[libvirt] Zombie process after open libvirt connection

Hello, I have the following Perl test script and when open libvirt connection with qemu+tls i get zombie process. Let me show the output of script for different versions: * connection with qemu+libssh2 or test:/// $ perl test-chldhandle-bug.pl init... pid=15305 while... fork 1 end... pid=15307 receive chld fork 2 end... pid=15308 receive chld connection open fork 3 end... pid=15350 receive chld fork 4 receive chld go next... * connection with qemu+tls $ perl test-chldhandle-bug.pl init... pid=13723 while... fork 1 end... pid=13725 receive chld fork 2 end... pid=13726 receive chld 2014-03-13 18:15:56.639+0000: 13723: info : libvirt version: 1.0.5.7, package: 2.fc19 (Fedora Project, 2013-11-17-23:21:57, buildvm-18.phx2.fedoraproject.org) 2014-03-13 18:15:56.639+0000: 13723: warning : virNetTLSContextCheckCertificate:1099 : Certificate check failed Certificate [session] owner does not match the hostname 10.10.4.249 connection open fork 3 end... pid=13773 fork 4 end... pid=13800 go next... Does anyone know how can i solve this issue? Regards, -- Carlos Rodrigues Engenheiro de Software Sénior Eurotux Informática, S.A. | www.eurotux.com (t) +351 253 680 300 (m) +351 911 926 110

Hello, Does anyone can help me? I a need a solution for this, 'cause i have a process/daemon, it reaches about 200 zombie processes, after open a new libvirt connection with qemu+tls. Best regards, -- Carlos Rodrigues Engenheiro de Software Sénior Eurotux Informática, S.A. | www.eurotux.com (t) +351 253 680 300 (m) +351 911 926 110 On Qui, 2014-03-13 at 18:27 +0000, Carlos Rodrigues wrote:
Hello,
I have the following Perl test script and when open libvirt connection with qemu+tls i get zombie process.

• _EXCERPTED DATA_

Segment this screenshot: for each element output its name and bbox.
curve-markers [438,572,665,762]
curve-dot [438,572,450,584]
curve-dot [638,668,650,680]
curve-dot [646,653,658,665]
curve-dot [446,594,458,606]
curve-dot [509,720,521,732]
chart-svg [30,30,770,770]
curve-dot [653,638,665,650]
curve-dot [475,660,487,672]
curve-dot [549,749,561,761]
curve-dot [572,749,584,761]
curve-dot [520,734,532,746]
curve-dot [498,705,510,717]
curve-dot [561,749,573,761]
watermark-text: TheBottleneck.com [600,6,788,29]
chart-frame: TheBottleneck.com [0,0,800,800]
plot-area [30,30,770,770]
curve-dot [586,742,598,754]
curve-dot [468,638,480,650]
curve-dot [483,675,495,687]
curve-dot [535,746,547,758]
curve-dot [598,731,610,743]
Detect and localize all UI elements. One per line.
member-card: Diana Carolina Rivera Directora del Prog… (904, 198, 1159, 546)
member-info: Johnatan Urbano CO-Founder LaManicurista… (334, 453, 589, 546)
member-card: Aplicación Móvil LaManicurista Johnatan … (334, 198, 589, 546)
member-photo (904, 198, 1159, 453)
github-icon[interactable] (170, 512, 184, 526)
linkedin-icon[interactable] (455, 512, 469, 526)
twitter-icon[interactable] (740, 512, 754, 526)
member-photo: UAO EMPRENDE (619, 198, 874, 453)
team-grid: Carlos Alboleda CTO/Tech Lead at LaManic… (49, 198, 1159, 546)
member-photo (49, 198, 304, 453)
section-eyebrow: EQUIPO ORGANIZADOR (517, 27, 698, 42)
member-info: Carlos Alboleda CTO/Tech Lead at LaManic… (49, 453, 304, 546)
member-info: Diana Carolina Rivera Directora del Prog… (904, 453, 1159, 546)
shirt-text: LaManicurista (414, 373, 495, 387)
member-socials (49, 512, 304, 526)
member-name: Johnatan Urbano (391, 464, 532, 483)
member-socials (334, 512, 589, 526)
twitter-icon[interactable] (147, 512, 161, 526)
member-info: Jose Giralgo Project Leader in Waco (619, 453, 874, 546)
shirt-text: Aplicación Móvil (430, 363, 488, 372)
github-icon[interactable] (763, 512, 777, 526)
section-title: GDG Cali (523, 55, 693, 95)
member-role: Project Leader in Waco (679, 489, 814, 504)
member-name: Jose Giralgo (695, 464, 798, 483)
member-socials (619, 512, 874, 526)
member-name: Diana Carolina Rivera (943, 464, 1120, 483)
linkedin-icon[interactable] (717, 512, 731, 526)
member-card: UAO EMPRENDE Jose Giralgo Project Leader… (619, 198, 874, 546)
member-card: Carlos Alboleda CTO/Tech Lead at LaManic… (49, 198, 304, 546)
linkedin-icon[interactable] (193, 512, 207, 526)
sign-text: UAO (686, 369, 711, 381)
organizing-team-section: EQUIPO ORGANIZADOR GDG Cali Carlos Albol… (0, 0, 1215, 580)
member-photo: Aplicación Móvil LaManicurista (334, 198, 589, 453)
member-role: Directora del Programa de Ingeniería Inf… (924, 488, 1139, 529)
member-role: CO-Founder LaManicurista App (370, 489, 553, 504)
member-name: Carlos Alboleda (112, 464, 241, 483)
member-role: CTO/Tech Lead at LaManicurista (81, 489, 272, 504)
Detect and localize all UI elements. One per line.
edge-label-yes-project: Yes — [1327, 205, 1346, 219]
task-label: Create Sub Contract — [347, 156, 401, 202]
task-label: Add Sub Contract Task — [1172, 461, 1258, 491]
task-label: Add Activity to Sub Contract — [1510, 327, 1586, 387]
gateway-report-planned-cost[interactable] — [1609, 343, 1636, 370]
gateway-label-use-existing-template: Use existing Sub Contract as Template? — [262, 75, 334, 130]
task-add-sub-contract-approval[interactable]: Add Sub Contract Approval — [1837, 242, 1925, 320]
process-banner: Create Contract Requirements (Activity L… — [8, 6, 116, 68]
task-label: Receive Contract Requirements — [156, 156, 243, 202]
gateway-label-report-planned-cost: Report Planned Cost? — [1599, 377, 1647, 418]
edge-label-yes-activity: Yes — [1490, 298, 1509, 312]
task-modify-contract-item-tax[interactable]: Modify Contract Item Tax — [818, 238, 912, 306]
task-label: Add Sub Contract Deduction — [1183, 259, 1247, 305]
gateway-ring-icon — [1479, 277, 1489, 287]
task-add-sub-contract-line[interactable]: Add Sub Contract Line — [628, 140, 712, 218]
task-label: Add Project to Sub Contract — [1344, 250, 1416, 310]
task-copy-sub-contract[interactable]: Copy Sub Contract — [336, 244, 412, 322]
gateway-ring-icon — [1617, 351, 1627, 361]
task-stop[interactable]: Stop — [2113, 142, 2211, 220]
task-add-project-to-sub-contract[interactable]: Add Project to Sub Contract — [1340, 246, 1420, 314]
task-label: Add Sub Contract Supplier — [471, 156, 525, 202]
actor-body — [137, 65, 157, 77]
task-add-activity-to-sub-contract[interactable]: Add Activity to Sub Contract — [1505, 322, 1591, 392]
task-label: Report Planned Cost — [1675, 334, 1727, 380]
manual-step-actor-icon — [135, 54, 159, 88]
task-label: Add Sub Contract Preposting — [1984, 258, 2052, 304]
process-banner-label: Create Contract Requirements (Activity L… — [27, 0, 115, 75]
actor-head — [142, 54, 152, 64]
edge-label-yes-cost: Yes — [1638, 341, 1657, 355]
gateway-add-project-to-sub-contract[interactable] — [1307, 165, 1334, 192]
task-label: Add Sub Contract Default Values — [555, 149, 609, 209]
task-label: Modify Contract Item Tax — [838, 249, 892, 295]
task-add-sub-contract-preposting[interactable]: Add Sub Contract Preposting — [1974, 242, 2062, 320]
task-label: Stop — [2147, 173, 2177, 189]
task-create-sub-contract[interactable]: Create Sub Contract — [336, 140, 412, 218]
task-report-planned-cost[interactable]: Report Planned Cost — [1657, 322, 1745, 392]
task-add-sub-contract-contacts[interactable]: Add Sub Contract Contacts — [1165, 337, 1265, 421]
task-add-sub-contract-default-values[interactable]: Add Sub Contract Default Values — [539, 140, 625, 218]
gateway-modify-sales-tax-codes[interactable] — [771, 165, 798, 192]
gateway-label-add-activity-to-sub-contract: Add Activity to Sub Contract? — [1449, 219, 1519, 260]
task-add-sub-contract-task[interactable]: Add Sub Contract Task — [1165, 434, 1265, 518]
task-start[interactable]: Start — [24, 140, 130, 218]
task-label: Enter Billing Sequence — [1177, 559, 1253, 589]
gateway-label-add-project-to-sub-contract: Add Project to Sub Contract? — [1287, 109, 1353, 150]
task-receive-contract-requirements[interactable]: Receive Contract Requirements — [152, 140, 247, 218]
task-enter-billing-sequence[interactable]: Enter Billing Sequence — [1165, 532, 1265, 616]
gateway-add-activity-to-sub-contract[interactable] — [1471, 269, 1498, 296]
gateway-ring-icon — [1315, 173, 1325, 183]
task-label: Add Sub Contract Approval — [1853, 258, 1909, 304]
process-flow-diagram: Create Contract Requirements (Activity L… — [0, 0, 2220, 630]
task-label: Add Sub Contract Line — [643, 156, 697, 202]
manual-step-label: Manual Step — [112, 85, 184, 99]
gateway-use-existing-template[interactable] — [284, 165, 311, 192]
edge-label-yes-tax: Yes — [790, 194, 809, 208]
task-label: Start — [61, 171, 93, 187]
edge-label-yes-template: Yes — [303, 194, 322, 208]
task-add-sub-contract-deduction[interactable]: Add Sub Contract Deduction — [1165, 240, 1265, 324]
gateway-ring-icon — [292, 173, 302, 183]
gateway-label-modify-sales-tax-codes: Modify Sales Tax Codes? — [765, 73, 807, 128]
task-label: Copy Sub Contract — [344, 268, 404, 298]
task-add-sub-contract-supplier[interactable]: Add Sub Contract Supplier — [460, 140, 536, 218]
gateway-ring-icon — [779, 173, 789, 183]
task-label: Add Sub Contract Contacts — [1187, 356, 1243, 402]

• _QUESTIONS ON THE MATERIAL_
1) Decide whether each statement agrees with the libvirt thread. Answer yes or no for each, and quote the words of the thread that decide it.
(a) In the run with qemu+libssh2 or test:///, fork 3 receives chld.
(b) The log reports libvirt version 1.0.5.7.
(c) The daemon reaches about 100 zombie processes after opening a new qemu+tls connection.
2) List every pid value that appears after "pid=" in the qemu+tls output of the libvirt thread.
3) Write the next part of the libvirt thread, starting after its final sentence.
The data was taken from a different source than the libvirt thread.

• _ANSWERS TO EACH TASK_
1)
(a) Yes: "fork 3 end... pid=15350 receive chld"
(b) Yes: "libvirt version: 1.0.5.7"
(c) No: "it reaches about 200 zombie processes"

2) 13723, 13725, 13726, 13773, 13800

3)
Let me show the output of script for different versions:
* connection with qemu+libssh2 or test:/// $ perl test-chldhandle-bug.pl init... pid=15305 while... fork 1 end... pid=15307 receive chld fork 2 end... pid=15308 receive chld connection open fork 3 end... pid=15350 receive chld fork 4 receive chld go next...
* connection with qemu+tls $ perl test-chldhandle-bug.pl init... pid=13723 while... fork 1 end... pid=13725 receive chld fork 2 end... pid=13726 receive chld 2014-03-13 18:15:56.639+0000: 13723: info : libvirt version: 1.0.5.7, package: 2.fc19 (Fedora Project, 2013-11-17-23:21:57, buildvm-18.phx2.fedoraproject.org) 2014-03-13 18:15:56.639+0000: 13723: warning : virNetTLSContextCheckCertificate:1099 : Certificate check failed Certificate [session] owner does not match the hostname 10.10.4.249 connection open fork 3 end... pid=13773 fork 4 end... pid=13800 go next...
Does anyone know how can i solve this issue?
Regards,
-- libvir-list mailing list libvir-list@redhat.com https://www.redhat.com/mailman/listinfo/libvir-list

On 17.03.2014 11:13, Carlos Rodrigues wrote:
Hello,
Does anyone can help me? I a need a solution for this, 'cause i have a process/daemon, it reaches about 200 zombie processes, after open a new libvirt connection with qemu+tls.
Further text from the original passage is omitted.